** START MATERIAL **

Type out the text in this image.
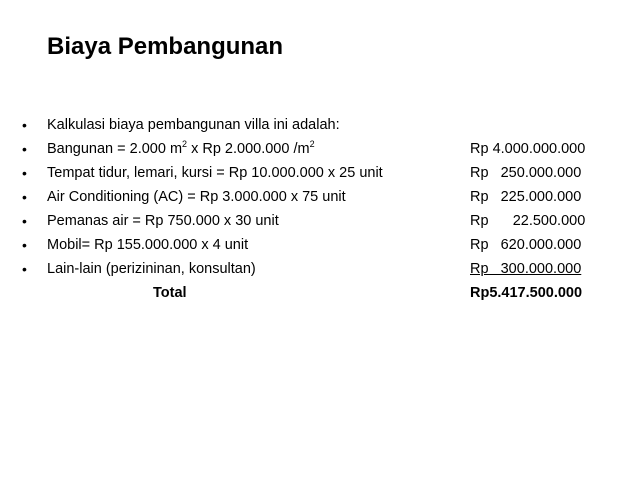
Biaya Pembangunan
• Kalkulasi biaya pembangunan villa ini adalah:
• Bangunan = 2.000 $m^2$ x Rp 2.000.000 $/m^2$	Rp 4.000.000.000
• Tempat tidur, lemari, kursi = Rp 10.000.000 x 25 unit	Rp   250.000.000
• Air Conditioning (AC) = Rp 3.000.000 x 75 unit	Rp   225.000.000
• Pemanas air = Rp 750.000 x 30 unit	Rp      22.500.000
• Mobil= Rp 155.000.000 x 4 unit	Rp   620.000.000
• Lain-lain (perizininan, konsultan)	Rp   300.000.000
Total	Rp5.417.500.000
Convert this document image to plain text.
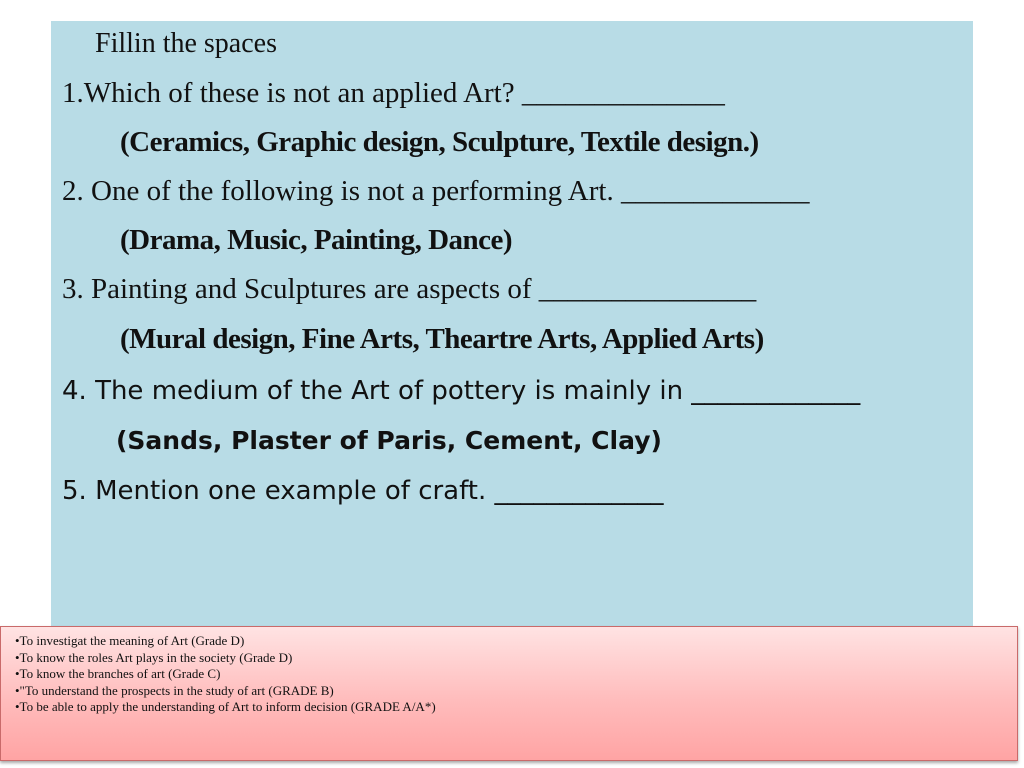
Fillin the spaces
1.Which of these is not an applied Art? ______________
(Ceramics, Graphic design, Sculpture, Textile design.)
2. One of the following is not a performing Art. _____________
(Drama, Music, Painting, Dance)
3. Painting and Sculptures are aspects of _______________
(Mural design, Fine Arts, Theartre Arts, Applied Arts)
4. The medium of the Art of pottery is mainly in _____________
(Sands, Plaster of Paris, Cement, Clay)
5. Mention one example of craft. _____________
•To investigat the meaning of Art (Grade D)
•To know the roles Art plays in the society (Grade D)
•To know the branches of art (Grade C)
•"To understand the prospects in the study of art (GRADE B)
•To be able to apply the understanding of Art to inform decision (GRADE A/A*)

** END MATERIAL **

§ WHAT YOU HAVE TO DO: Copy all lines above containing the string "Painting".

§ TASK ANSWER:
(Drama, Music, Painting, Dance)
3. Painting and Sculptures are aspects of _______________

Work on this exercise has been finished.